**Activity**
Give back the records below verbatim, please, but without a single image.

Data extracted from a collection
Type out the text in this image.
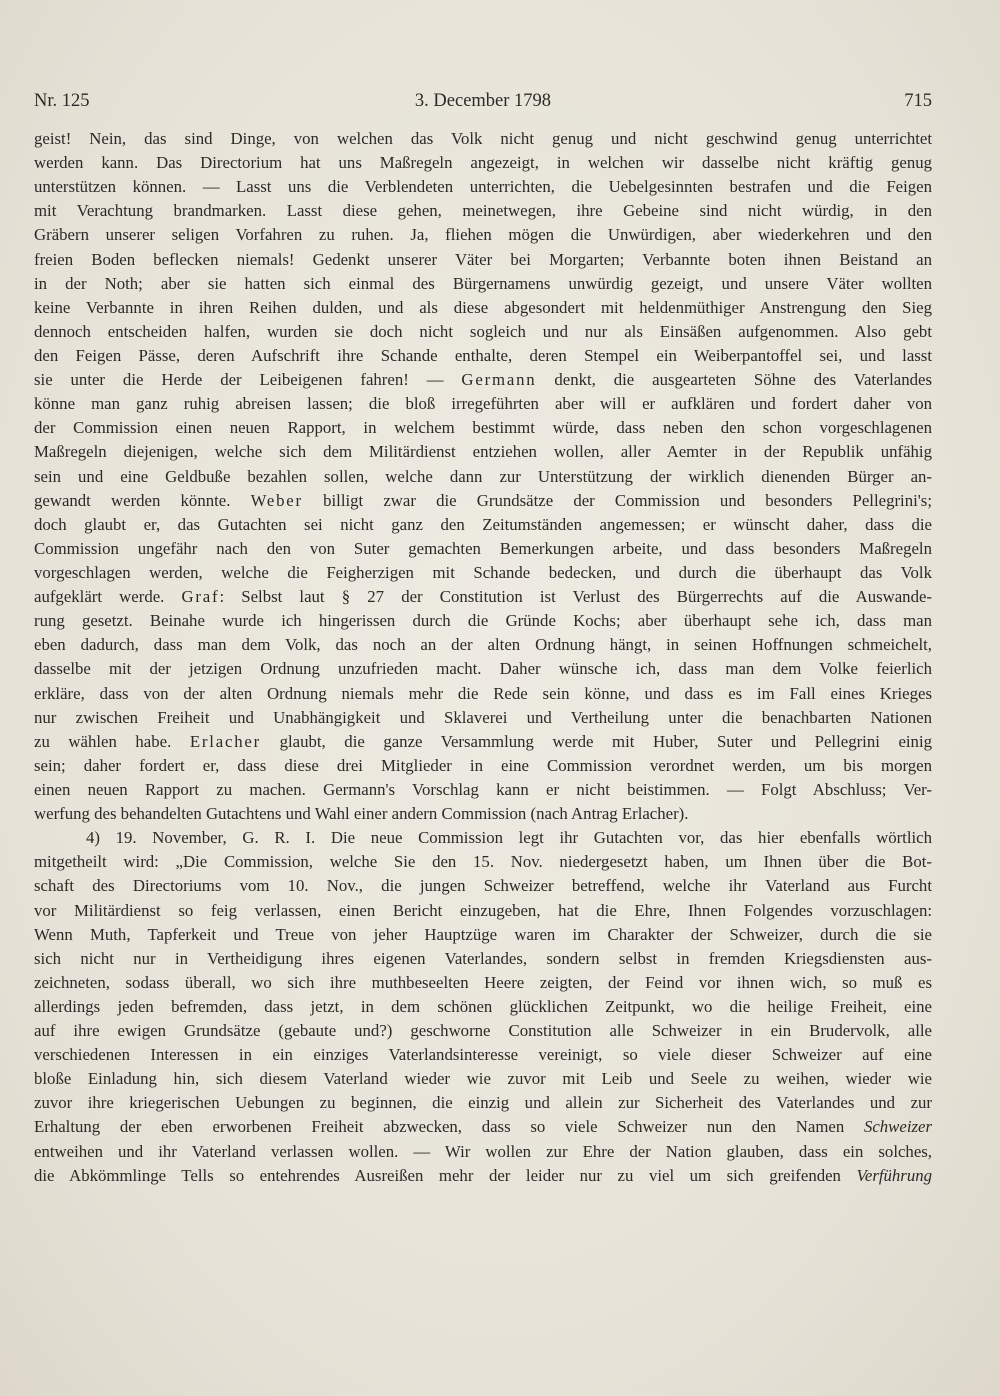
Nr. 125	3. December 1798	715
geist! Nein, das sind Dinge, von welchen das Volk nicht genug und nicht geschwind genug unterrichtet
werden kann. Das Directorium hat uns Maßregeln angezeigt, in welchen wir dasselbe nicht kräftig genug
unterstützen können. — Lasst uns die Verblendeten unterrichten, die Uebelgesinnten bestrafen und die Feigen
mit Verachtung brandmarken. Lasst diese gehen, meinetwegen, ihre Gebeine sind nicht würdig, in den
Gräbern unserer seligen Vorfahren zu ruhen. Ja, fliehen mögen die Unwürdigen, aber wiederkehren und den
freien Boden beflecken niemals! Gedenkt unserer Väter bei Morgarten; Verbannte boten ihnen Beistand an
in der Noth; aber sie hatten sich einmal des Bürgernamens unwürdig gezeigt, und unsere Väter wollten
keine Verbannte in ihren Reihen dulden, und als diese abgesondert mit heldenmüthiger Anstrengung den Sieg
dennoch entscheiden halfen, wurden sie doch nicht sogleich und nur als Einsäßen aufgenommen. Also gebt
den Feigen Pässe, deren Aufschrift ihre Schande enthalte, deren Stempel ein Weiberpantoffel sei, und lasst
sie unter die Herde der Leibeigenen fahren! — Germann denkt, die ausgearteten Söhne des Vaterlandes
könne man ganz ruhig abreisen lassen; die bloß irregeführten aber will er aufklären und fordert daher von
der Commission einen neuen Rapport, in welchem bestimmt würde, dass neben den schon vorgeschlagenen
Maßregeln diejenigen, welche sich dem Militärdienst entziehen wollen, aller Aemter in der Republik unfähig
sein und eine Geldbuße bezahlen sollen, welche dann zur Unterstützung der wirklich dienenden Bürger an-
gewandt werden könnte. Weber billigt zwar die Grundsätze der Commission und besonders Pellegrini's;
doch glaubt er, das Gutachten sei nicht ganz den Zeitumständen angemessen; er wünscht daher, dass die
Commission ungefähr nach den von Suter gemachten Bemerkungen arbeite, und dass besonders Maßregeln
vorgeschlagen werden, welche die Feigherzigen mit Schande bedecken, und durch die überhaupt das Volk
aufgeklärt werde. Graf: Selbst laut § 27 der Constitution ist Verlust des Bürgerrechts auf die Auswande-
rung gesetzt. Beinahe wurde ich hingerissen durch die Gründe Kochs; aber überhaupt sehe ich, dass man
eben dadurch, dass man dem Volk, das noch an der alten Ordnung hängt, in seinen Hoffnungen schmeichelt,
dasselbe mit der jetzigen Ordnung unzufrieden macht. Daher wünsche ich, dass man dem Volke feierlich
erkläre, dass von der alten Ordnung niemals mehr die Rede sein könne, und dass es im Fall eines Krieges
nur zwischen Freiheit und Unabhängigkeit und Sklaverei und Vertheilung unter die benachbarten Nationen
zu wählen habe. Erlacher glaubt, die ganze Versammlung werde mit Huber, Suter und Pellegrini einig
sein; daher fordert er, dass diese drei Mitglieder in eine Commission verordnet werden, um bis morgen
einen neuen Rapport zu machen. Germann's Vorschlag kann er nicht beistimmen. — Folgt Abschluss; Ver-
werfung des behandelten Gutachtens und Wahl einer andern Commission (nach Antrag Erlacher).
4) 19. November, G. R. I. Die neue Commission legt ihr Gutachten vor, das hier ebenfalls wörtlich
mitgetheilt wird: „Die Commission, welche Sie den 15. Nov. niedergesetzt haben, um Ihnen über die Bot-
schaft des Directoriums vom 10. Nov., die jungen Schweizer betreffend, welche ihr Vaterland aus Furcht
vor Militärdienst so feig verlassen, einen Bericht einzugeben, hat die Ehre, Ihnen Folgendes vorzuschlagen:
Wenn Muth, Tapferkeit und Treue von jeher Hauptzüge waren im Charakter der Schweizer, durch die sie
sich nicht nur in Vertheidigung ihres eigenen Vaterlandes, sondern selbst in fremden Kriegsdiensten aus-
zeichneten, sodass überall, wo sich ihre muthbeseelten Heere zeigten, der Feind vor ihnen wich, so muß es
allerdings jeden befremden, dass jetzt, in dem schönen glücklichen Zeitpunkt, wo die heilige Freiheit, eine
auf ihre ewigen Grundsätze (gebaute und?) geschworne Constitution alle Schweizer in ein Brudervolk, alle
verschiedenen Interessen in ein einziges Vaterlandsinteresse vereinigt, so viele dieser Schweizer auf eine
bloße Einladung hin, sich diesem Vaterland wieder wie zuvor mit Leib und Seele zu weihen, wieder wie
zuvor ihre kriegerischen Uebungen zu beginnen, die einzig und allein zur Sicherheit des Vaterlandes und zur
Erhaltung der eben erworbenen Freiheit abzwecken, dass so viele Schweizer nun den Namen Schweizer
entweihen und ihr Vaterland verlassen wollen. — Wir wollen zur Ehre der Nation glauben, dass ein solches,
die Abkömmlinge Tells so entehrendes Ausreißen mehr der leider nur zu viel um sich greifenden Verführung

**Exercise result**
Type out the text in this image.
Nr. 125	3. December 1798	715
geist! Nein, das sind Dinge, von welchen das Volk nicht genug und nicht geschwind genug unterrichtet
werden kann. Das Directorium hat uns Maßregeln angezeigt, in welchen wir dasselbe nicht kräftig genug
unterstützen können. — Lasst uns die Verblendeten unterrichten, die Uebelgesinnten bestrafen und die Feigen
mit Verachtung brandmarken. Lasst diese gehen, meinetwegen, ihre Gebeine sind nicht würdig, in den
Gräbern unserer seligen Vorfahren zu ruhen. Ja, fliehen mögen die Unwürdigen, aber wiederkehren und den
freien Boden beflecken niemals! Gedenkt unserer Väter bei Morgarten; Verbannte boten ihnen Beistand an
in der Noth; aber sie hatten sich einmal des Bürgernamens unwürdig gezeigt, und unsere Väter wollten
keine Verbannte in ihren Reihen dulden, und als diese abgesondert mit heldenmüthiger Anstrengung den Sieg
dennoch entscheiden halfen, wurden sie doch nicht sogleich und nur als Einsäßen aufgenommen. Also gebt
den Feigen Pässe, deren Aufschrift ihre Schande enthalte, deren Stempel ein Weiberpantoffel sei, und lasst
sie unter die Herde der Leibeigenen fahren! — Germann denkt, die ausgearteten Söhne des Vaterlandes
könne man ganz ruhig abreisen lassen; die bloß irregeführten aber will er aufklären und fordert daher von
der Commission einen neuen Rapport, in welchem bestimmt würde, dass neben den schon vorgeschlagenen
Maßregeln diejenigen, welche sich dem Militärdienst entziehen wollen, aller Aemter in der Republik unfähig
sein und eine Geldbuße bezahlen sollen, welche dann zur Unterstützung der wirklich dienenden Bürger an-
gewandt werden könnte. Weber billigt zwar die Grundsätze der Commission und besonders Pellegrini's;
doch glaubt er, das Gutachten sei nicht ganz den Zeitumständen angemessen; er wünscht daher, dass die
Commission ungefähr nach den von Suter gemachten Bemerkungen arbeite, und dass besonders Maßregeln
vorgeschlagen werden, welche die Feigherzigen mit Schande bedecken, und durch die überhaupt das Volk
aufgeklärt werde. Graf: Selbst laut § 27 der Constitution ist Verlust des Bürgerrechts auf die Auswande-
rung gesetzt. Beinahe wurde ich hingerissen durch die Gründe Kochs; aber überhaupt sehe ich, dass man
eben dadurch, dass man dem Volk, das noch an der alten Ordnung hängt, in seinen Hoffnungen schmeichelt,
dasselbe mit der jetzigen Ordnung unzufrieden macht. Daher wünsche ich, dass man dem Volke feierlich
erkläre, dass von der alten Ordnung niemals mehr die Rede sein könne, und dass es im Fall eines Krieges
nur zwischen Freiheit und Unabhängigkeit und Sklaverei und Vertheilung unter die benachbarten Nationen
zu wählen habe. Erlacher glaubt, die ganze Versammlung werde mit Huber, Suter und Pellegrini einig
sein; daher fordert er, dass diese drei Mitglieder in eine Commission verordnet werden, um bis morgen
einen neuen Rapport zu machen. Germann's Vorschlag kann er nicht beistimmen. — Folgt Abschluss; Ver-
werfung des behandelten Gutachtens und Wahl einer andern Commission (nach Antrag Erlacher).
4) 19. November, G. R. I. Die neue Commission legt ihr Gutachten vor, das hier ebenfalls wörtlich
mitgetheilt wird: „Die Commission, welche Sie den 15. Nov. niedergesetzt haben, um Ihnen über die Bot-
schaft des Directoriums vom 10. Nov., die jungen Schweizer betreffend, welche ihr Vaterland aus Furcht
vor Militärdienst so feig verlassen, einen Bericht einzugeben, hat die Ehre, Ihnen Folgendes vorzuschlagen:
Wenn Muth, Tapferkeit und Treue von jeher Hauptzüge waren im Charakter der Schweizer, durch die sie
sich nicht nur in Vertheidigung ihres eigenen Vaterlandes, sondern selbst in fremden Kriegsdiensten aus-
zeichneten, sodass überall, wo sich ihre muthbeseelten Heere zeigten, der Feind vor ihnen wich, so muß es
allerdings jeden befremden, dass jetzt, in dem schönen glücklichen Zeitpunkt, wo die heilige Freiheit, eine
auf ihre ewigen Grundsätze (gebaute und?) geschworne Constitution alle Schweizer in ein Brudervolk, alle
verschiedenen Interessen in ein einziges Vaterlandsinteresse vereinigt, so viele dieser Schweizer auf eine
bloße Einladung hin, sich diesem Vaterland wieder wie zuvor mit Leib und Seele zu weihen, wieder wie
zuvor ihre kriegerischen Uebungen zu beginnen, die einzig und allein zur Sicherheit des Vaterlandes und zur
Erhaltung der eben erworbenen Freiheit abzwecken, dass so viele Schweizer nun den Namen Schweizer
entweihen und ihr Vaterland verlassen wollen. — Wir wollen zur Ehre der Nation glauben, dass ein solches,
die Abkömmlinge Tells so entehrendes Ausreißen mehr der leider nur zu viel um sich greifenden Verführung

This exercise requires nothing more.